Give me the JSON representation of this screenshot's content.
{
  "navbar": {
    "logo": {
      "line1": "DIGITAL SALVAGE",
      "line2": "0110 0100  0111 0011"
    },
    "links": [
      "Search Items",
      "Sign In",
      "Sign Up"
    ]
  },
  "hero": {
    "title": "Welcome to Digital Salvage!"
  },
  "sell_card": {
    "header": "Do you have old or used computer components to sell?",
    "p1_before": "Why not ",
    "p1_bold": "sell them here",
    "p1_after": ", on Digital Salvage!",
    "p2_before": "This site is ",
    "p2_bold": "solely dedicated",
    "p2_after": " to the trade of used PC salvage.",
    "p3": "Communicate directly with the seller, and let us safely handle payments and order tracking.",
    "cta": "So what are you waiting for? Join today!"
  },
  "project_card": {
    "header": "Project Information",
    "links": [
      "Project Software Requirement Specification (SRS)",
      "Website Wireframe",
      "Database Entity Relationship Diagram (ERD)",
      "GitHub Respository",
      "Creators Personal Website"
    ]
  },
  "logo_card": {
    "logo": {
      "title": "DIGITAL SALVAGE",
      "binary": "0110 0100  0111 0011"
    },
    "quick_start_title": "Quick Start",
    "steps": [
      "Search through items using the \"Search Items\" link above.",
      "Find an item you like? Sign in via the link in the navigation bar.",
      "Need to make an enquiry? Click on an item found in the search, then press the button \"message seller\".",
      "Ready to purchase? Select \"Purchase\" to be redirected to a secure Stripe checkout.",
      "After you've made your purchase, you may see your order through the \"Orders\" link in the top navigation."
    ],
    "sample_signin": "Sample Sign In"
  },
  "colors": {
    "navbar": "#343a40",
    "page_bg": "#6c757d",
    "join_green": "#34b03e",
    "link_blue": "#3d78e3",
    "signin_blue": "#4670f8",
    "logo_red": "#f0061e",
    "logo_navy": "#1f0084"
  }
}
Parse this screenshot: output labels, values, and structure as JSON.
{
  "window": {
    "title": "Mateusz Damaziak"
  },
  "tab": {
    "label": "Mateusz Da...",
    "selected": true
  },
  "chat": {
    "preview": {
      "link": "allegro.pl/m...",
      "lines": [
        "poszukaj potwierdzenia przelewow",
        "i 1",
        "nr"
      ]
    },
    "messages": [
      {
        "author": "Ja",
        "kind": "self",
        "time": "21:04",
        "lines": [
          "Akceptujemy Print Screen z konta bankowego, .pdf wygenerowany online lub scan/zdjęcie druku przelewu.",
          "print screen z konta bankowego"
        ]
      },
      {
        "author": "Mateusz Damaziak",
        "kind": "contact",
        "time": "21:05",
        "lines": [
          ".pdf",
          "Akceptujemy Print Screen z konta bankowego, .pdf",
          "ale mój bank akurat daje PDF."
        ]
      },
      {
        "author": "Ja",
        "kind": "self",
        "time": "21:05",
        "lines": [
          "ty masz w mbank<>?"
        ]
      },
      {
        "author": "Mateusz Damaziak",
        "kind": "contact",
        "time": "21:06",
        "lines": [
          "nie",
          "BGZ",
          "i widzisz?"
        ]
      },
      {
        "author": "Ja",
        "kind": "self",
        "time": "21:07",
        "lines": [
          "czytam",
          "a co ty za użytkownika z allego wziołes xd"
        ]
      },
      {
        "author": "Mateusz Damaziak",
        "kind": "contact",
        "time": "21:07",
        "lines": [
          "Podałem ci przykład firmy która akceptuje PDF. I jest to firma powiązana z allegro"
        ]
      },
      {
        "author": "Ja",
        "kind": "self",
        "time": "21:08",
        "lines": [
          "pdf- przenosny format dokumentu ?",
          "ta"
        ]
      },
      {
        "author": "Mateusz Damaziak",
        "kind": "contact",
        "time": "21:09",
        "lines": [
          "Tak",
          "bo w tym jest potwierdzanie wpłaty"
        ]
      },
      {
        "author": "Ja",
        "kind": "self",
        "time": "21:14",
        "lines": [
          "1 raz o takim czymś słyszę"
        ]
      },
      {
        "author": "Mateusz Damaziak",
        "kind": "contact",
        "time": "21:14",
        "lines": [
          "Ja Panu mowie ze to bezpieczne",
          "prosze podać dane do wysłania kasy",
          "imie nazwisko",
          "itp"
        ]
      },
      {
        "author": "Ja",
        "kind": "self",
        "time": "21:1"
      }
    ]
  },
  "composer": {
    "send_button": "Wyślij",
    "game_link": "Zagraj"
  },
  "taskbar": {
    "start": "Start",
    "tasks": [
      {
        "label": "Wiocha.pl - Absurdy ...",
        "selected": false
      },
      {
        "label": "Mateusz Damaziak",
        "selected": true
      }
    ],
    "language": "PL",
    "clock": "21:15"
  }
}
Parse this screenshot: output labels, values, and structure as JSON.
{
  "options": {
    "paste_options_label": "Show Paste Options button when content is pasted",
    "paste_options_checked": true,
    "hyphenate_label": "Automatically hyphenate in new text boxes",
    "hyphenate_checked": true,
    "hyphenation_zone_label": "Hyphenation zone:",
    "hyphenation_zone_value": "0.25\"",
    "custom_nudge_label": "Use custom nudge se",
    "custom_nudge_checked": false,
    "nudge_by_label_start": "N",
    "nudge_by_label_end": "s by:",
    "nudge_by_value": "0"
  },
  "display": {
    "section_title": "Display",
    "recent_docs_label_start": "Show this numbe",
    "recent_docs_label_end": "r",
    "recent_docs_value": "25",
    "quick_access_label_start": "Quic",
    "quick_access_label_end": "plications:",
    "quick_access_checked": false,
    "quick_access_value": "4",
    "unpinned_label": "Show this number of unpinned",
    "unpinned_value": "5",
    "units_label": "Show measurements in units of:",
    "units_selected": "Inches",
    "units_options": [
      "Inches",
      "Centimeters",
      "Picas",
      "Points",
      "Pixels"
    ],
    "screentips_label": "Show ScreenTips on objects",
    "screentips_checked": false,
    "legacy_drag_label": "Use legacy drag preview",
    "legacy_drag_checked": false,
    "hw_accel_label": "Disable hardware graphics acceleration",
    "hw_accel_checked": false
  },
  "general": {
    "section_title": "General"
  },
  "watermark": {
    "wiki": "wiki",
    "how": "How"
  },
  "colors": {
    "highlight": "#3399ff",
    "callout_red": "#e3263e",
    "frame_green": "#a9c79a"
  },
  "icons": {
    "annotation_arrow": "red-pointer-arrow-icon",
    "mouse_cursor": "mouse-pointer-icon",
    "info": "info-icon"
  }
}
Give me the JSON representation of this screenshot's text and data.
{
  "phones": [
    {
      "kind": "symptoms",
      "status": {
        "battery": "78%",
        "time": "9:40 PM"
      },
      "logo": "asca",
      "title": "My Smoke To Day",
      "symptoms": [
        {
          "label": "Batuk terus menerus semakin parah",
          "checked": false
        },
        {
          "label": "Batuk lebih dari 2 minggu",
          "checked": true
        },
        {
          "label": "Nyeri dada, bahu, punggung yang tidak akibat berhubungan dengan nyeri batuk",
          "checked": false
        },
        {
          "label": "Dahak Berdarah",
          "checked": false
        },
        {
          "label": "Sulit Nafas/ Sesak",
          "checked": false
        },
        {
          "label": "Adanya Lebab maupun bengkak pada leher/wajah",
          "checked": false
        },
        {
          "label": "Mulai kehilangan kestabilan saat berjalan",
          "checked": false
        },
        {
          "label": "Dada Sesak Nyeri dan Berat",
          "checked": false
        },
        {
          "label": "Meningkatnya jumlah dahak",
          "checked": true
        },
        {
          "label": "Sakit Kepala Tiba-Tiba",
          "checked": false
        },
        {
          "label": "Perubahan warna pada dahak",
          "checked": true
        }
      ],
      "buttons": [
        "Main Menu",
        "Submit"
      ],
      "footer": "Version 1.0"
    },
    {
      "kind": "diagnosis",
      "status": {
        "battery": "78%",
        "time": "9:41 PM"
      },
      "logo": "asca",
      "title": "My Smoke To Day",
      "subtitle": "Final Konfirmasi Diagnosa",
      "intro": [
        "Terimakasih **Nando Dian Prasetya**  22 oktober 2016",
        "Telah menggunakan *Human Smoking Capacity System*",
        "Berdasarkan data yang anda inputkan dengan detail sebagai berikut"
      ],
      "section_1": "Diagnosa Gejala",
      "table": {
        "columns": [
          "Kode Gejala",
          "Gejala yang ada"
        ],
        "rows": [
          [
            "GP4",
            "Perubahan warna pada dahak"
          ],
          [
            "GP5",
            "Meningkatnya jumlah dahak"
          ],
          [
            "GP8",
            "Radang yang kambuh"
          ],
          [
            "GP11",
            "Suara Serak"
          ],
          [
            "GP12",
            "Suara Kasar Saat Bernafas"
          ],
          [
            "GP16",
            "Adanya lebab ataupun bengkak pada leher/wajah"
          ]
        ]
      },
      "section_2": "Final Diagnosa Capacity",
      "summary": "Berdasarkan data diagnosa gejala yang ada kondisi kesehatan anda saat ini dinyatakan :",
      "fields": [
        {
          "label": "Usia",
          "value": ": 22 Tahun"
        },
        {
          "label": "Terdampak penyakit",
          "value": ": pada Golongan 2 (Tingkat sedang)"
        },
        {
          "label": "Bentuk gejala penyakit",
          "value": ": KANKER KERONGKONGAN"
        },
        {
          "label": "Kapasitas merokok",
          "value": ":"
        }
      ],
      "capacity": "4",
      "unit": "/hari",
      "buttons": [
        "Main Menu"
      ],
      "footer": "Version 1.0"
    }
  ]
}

__________

▶ **EXERCISE**
Report only a number: how many lines in the material above contain the string "yang".

▶ **FINAL RESULT**
5